[begin ENTRIES SUPPLIED]

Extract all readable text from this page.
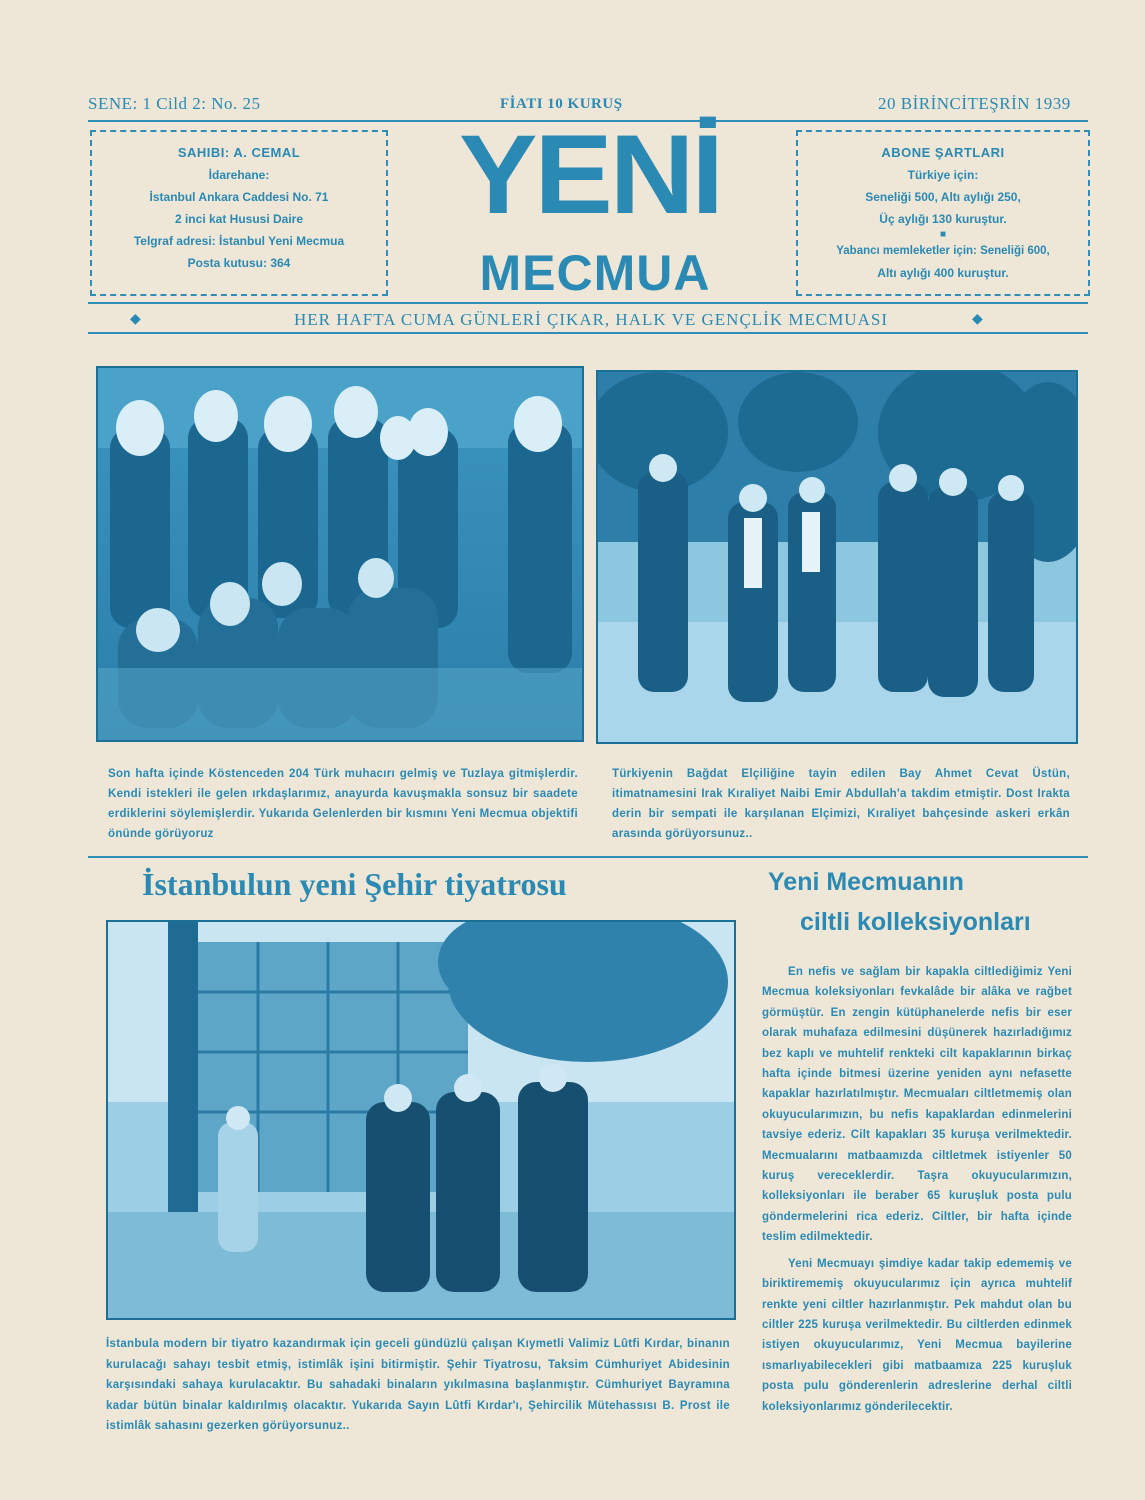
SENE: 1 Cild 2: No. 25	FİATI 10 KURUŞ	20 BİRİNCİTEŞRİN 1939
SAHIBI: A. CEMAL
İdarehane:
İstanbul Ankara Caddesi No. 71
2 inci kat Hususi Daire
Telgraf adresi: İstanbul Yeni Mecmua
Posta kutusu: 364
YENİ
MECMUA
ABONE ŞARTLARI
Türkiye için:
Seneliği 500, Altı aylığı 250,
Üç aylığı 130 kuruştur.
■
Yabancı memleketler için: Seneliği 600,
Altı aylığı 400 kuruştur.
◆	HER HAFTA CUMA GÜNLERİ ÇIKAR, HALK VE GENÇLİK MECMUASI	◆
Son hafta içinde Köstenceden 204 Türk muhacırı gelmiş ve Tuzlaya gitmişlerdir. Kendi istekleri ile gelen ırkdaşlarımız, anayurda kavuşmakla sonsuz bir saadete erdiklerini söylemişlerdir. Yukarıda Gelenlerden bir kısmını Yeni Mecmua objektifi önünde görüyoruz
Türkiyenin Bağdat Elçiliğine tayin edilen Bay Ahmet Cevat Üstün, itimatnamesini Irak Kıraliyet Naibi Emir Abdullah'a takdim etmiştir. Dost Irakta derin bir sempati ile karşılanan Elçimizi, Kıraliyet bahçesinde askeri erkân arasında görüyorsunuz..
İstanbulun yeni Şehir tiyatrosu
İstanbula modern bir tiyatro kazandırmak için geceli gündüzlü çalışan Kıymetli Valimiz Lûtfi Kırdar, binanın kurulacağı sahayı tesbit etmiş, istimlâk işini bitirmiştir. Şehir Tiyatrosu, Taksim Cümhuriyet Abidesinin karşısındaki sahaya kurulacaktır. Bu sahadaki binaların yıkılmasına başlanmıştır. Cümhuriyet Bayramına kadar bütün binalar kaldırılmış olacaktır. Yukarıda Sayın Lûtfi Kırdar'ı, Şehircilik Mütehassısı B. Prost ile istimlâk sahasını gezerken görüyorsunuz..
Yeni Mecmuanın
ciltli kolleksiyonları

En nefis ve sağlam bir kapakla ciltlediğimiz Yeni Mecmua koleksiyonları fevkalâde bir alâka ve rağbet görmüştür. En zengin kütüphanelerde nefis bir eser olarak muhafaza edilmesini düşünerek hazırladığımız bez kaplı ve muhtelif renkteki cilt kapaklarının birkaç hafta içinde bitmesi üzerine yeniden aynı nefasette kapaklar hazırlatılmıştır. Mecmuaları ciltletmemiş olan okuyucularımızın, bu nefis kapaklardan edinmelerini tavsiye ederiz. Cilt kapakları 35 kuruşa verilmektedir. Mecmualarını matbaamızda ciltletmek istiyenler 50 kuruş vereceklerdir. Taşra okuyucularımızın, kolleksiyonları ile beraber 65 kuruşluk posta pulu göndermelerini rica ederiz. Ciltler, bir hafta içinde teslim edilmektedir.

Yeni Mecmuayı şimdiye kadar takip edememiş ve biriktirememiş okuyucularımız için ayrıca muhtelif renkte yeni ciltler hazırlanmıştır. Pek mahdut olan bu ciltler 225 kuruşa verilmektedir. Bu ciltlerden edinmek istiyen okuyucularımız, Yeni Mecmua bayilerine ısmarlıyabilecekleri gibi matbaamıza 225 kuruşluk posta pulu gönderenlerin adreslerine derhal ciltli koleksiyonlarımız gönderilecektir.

[end ENTRIES SUPPLIED]

> TASK GOAL: Set the pictures aside and transcribe the data above exactly.

> FINISHED TASK:
Extract all readable text from this page.
SENE: 1 Cild 2: No. 25	FİATI 10 KURUŞ	20 BİRİNCİTEŞRİN 1939
SAHIBI: A. CEMAL
İdarehane:
İstanbul Ankara Caddesi No. 71
2 inci kat Hususi Daire
Telgraf adresi: İstanbul Yeni Mecmua
Posta kutusu: 364
YENİ
MECMUA
ABONE ŞARTLARI
Türkiye için:
Seneliği 500, Altı aylığı 250,
Üç aylığı 130 kuruştur.
■
Yabancı memleketler için: Seneliği 600,
Altı aylığı 400 kuruştur.
◆	HER HAFTA CUMA GÜNLERİ ÇIKAR, HALK VE GENÇLİK MECMUASI	◆
Son hafta içinde Köstenceden 204 Türk muhacırı gelmiş ve Tuzlaya gitmişlerdir. Kendi istekleri ile gelen ırkdaşlarımız, anayurda kavuşmakla sonsuz bir saadete erdiklerini söylemişlerdir. Yukarıda Gelenlerden bir kısmını Yeni Mecmua objektifi önünde görüyoruz
Türkiyenin Bağdat Elçiliğine tayin edilen Bay Ahmet Cevat Üstün, itimatnamesini Irak Kıraliyet Naibi Emir Abdullah'a takdim etmiştir. Dost Irakta derin bir sempati ile karşılanan Elçimizi, Kıraliyet bahçesinde askeri erkân arasında görüyorsunuz..
İstanbulun yeni Şehir tiyatrosu
İstanbula modern bir tiyatro kazandırmak için geceli gündüzlü çalışan Kıymetli Valimiz Lûtfi Kırdar, binanın kurulacağı sahayı tesbit etmiş, istimlâk işini bitirmiştir. Şehir Tiyatrosu, Taksim Cümhuriyet Abidesinin karşısındaki sahaya kurulacaktır. Bu sahadaki binaların yıkılmasına başlanmıştır. Cümhuriyet Bayramına kadar bütün binalar kaldırılmış olacaktır. Yukarıda Sayın Lûtfi Kırdar'ı, Şehircilik Mütehassısı B. Prost ile istimlâk sahasını gezerken görüyorsunuz..
Yeni Mecmuanın
ciltli kolleksiyonları

En nefis ve sağlam bir kapakla ciltlediğimiz Yeni Mecmua koleksiyonları fevkalâde bir alâka ve rağbet görmüştür. En zengin kütüphanelerde nefis bir eser olarak muhafaza edilmesini düşünerek hazırladığımız bez kaplı ve muhtelif renkteki cilt kapaklarının birkaç hafta içinde bitmesi üzerine yeniden aynı nefasette kapaklar hazırlatılmıştır. Mecmuaları ciltletmemiş olan okuyucularımızın, bu nefis kapaklardan edinmelerini tavsiye ederiz. Cilt kapakları 35 kuruşa verilmektedir. Mecmualarını matbaamızda ciltletmek istiyenler 50 kuruş vereceklerdir. Taşra okuyucularımızın, kolleksiyonları ile beraber 65 kuruşluk posta pulu göndermelerini rica ederiz. Ciltler, bir hafta içinde teslim edilmektedir.

Yeni Mecmuayı şimdiye kadar takip edememiş ve biriktirememiş okuyucularımız için ayrıca muhtelif renkte yeni ciltler hazırlanmıştır. Pek mahdut olan bu ciltler 225 kuruşa verilmektedir. Bu ciltlerden edinmek istiyen okuyucularımız, Yeni Mecmua bayilerine ısmarlıyabilecekleri gibi matbaamıza 225 kuruşluk posta pulu gönderenlerin adreslerine derhal ciltli koleksiyonlarımız gönderilecektir.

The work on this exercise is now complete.